─── Exercise inputs ───

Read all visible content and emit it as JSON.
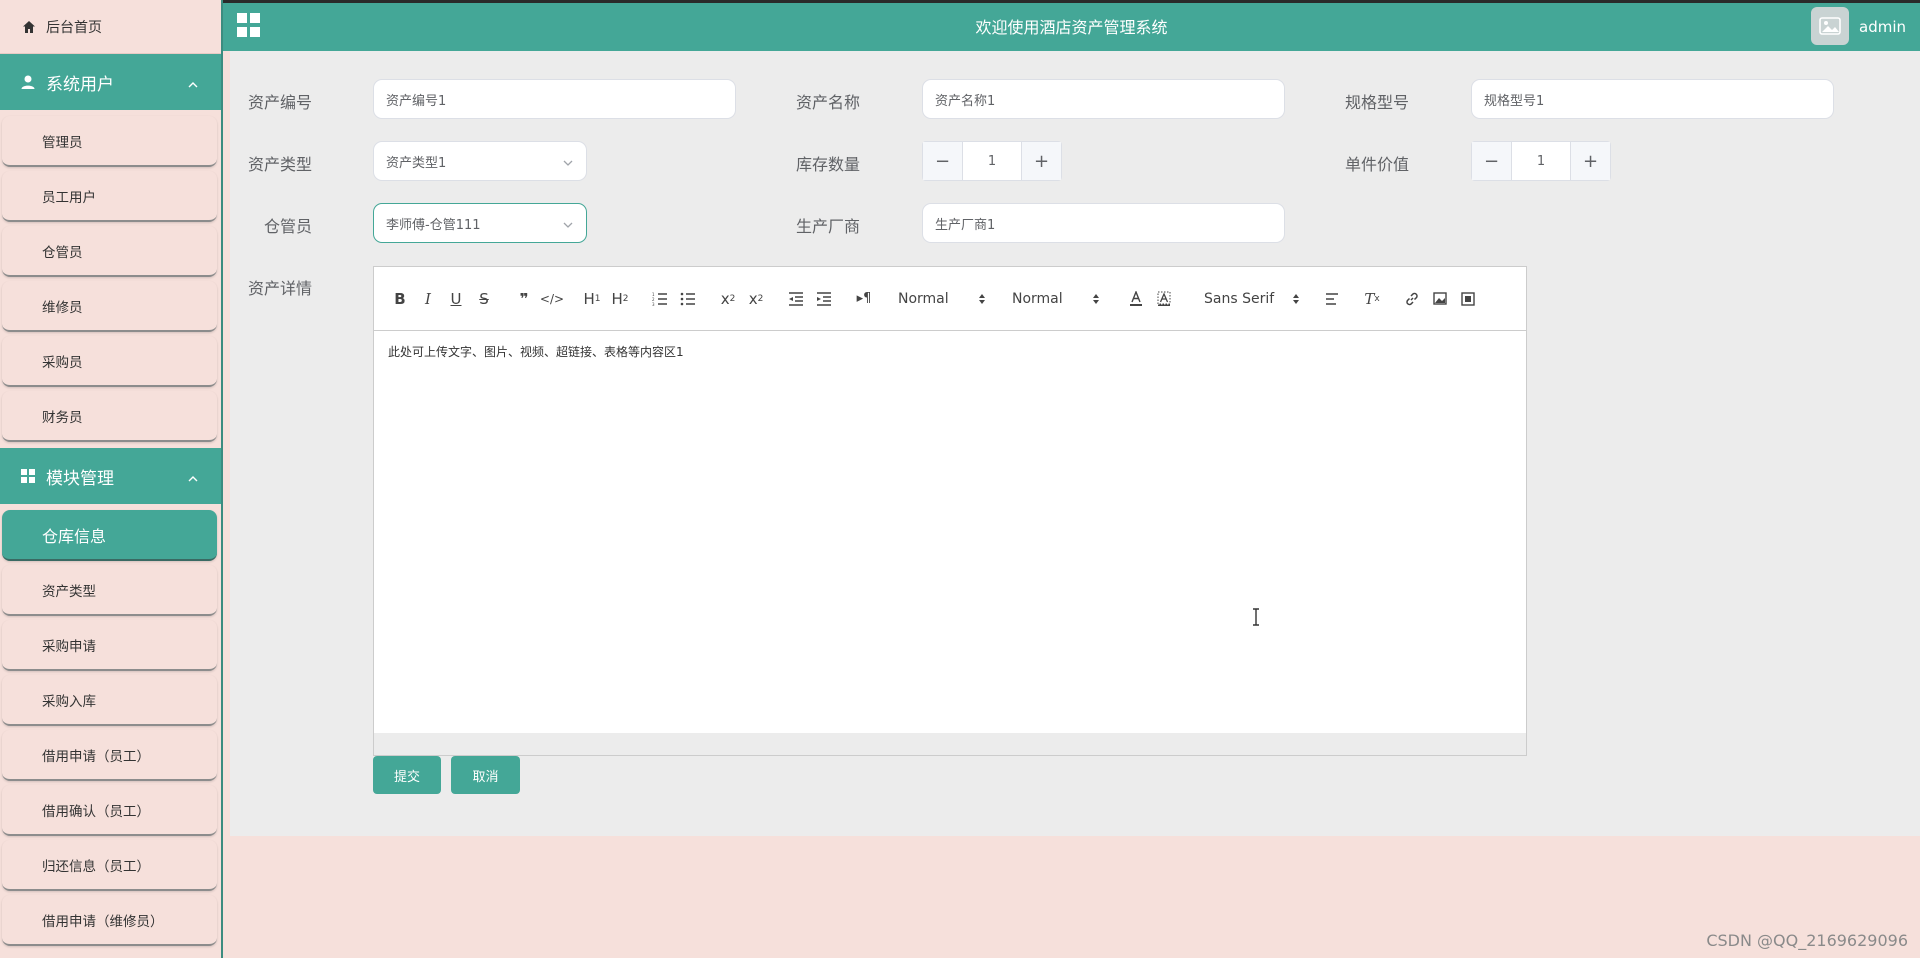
{
  "app": {
    "title": "欢迎使用酒店资产管理系统",
    "username": "admin",
    "colors": {
      "primary": "#44a797",
      "background": "#f6e0db",
      "panel": "#ececec"
    }
  },
  "sidebar": {
    "home_label": "后台首页",
    "groups": [
      {
        "title": "系统用户",
        "icon": "user-icon",
        "items": [
          "管理员",
          "员工用户",
          "仓管员",
          "维修员",
          "采购员",
          "财务员"
        ]
      },
      {
        "title": "模块管理",
        "icon": "grid-icon",
        "items": [
          "仓库信息",
          "资产类型",
          "采购申请",
          "采购入库",
          "借用申请（员工）",
          "借用确认（员工）",
          "归还信息（员工）",
          "借用申请（维修员）"
        ],
        "active": "仓库信息"
      }
    ]
  },
  "form": {
    "asset_code": {
      "label": "资产编号",
      "value": "资产编号1"
    },
    "asset_name": {
      "label": "资产名称",
      "value": "资产名称1"
    },
    "spec_model": {
      "label": "规格型号",
      "value": "规格型号1"
    },
    "asset_type": {
      "label": "资产类型",
      "value": "资产类型1"
    },
    "stock_qty": {
      "label": "库存数量",
      "value": "1"
    },
    "unit_value": {
      "label": "单件价值",
      "value": "1"
    },
    "keeper": {
      "label": "仓管员",
      "value": "李师傅-仓管111"
    },
    "manufacturer": {
      "label": "生产厂商",
      "value": "生产厂商1"
    },
    "details": {
      "label": "资产详情",
      "content": "此处可上传文字、图片、视频、超链接、表格等内容区1",
      "toolbar": {
        "header_select": "Normal",
        "size_select": "Normal",
        "font_select": "Sans Serif"
      }
    },
    "submit_label": "提交",
    "cancel_label": "取消"
  },
  "watermark": "CSDN @QQ_2169629096"
}
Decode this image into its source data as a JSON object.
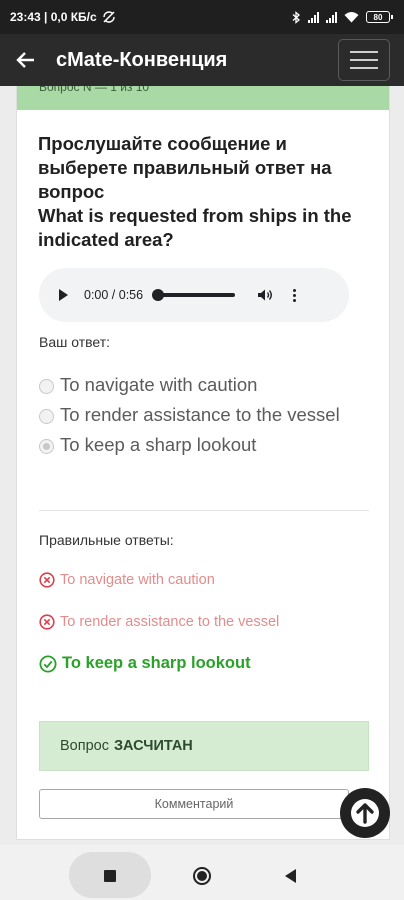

───

■ Requirement
Tally the lines of the records holding the word "JSON", then give only the resulting number.

■ Solution to this exercise
2